• Exercise prompt
Each line that holds the word "Appointment" counts once. Give the total number of such lines and nothing else.

• Data for processing
*-*-*
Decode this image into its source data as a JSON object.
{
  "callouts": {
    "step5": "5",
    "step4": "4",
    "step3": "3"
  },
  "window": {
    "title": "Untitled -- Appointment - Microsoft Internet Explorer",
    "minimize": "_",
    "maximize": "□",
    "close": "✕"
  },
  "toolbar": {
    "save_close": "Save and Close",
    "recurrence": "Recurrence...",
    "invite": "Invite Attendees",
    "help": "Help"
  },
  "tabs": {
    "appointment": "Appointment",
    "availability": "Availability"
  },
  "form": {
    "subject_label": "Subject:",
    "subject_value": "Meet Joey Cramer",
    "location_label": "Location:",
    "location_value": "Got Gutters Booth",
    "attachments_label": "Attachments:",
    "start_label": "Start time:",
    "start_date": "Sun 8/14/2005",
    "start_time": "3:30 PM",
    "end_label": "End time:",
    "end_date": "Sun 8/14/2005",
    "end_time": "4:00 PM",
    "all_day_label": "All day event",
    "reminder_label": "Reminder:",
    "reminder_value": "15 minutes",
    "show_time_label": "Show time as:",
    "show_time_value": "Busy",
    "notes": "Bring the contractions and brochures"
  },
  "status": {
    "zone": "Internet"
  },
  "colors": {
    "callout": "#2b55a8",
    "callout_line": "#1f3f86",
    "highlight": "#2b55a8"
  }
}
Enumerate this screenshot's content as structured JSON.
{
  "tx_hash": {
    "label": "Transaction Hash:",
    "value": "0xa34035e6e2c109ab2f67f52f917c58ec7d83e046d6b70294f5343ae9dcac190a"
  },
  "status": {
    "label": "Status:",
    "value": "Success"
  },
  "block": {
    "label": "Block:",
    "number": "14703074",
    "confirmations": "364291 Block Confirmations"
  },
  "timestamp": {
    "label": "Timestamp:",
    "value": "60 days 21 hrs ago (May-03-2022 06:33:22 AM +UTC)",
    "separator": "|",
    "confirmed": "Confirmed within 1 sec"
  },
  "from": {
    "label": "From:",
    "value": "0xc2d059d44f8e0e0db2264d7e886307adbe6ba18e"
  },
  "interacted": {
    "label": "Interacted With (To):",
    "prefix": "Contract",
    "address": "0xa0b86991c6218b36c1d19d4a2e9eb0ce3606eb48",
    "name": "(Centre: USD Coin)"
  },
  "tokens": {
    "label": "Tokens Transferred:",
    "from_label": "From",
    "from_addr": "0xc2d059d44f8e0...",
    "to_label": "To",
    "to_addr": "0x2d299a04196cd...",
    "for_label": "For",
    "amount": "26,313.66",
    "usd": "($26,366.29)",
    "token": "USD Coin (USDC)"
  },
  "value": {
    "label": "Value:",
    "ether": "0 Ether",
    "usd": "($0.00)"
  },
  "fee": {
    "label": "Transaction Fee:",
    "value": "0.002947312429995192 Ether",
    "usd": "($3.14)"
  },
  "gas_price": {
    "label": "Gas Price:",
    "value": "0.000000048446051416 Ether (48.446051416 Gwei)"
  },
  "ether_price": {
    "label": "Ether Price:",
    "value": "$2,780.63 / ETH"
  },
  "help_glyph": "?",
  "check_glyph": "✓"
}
*-*-*
• Exercise solution
2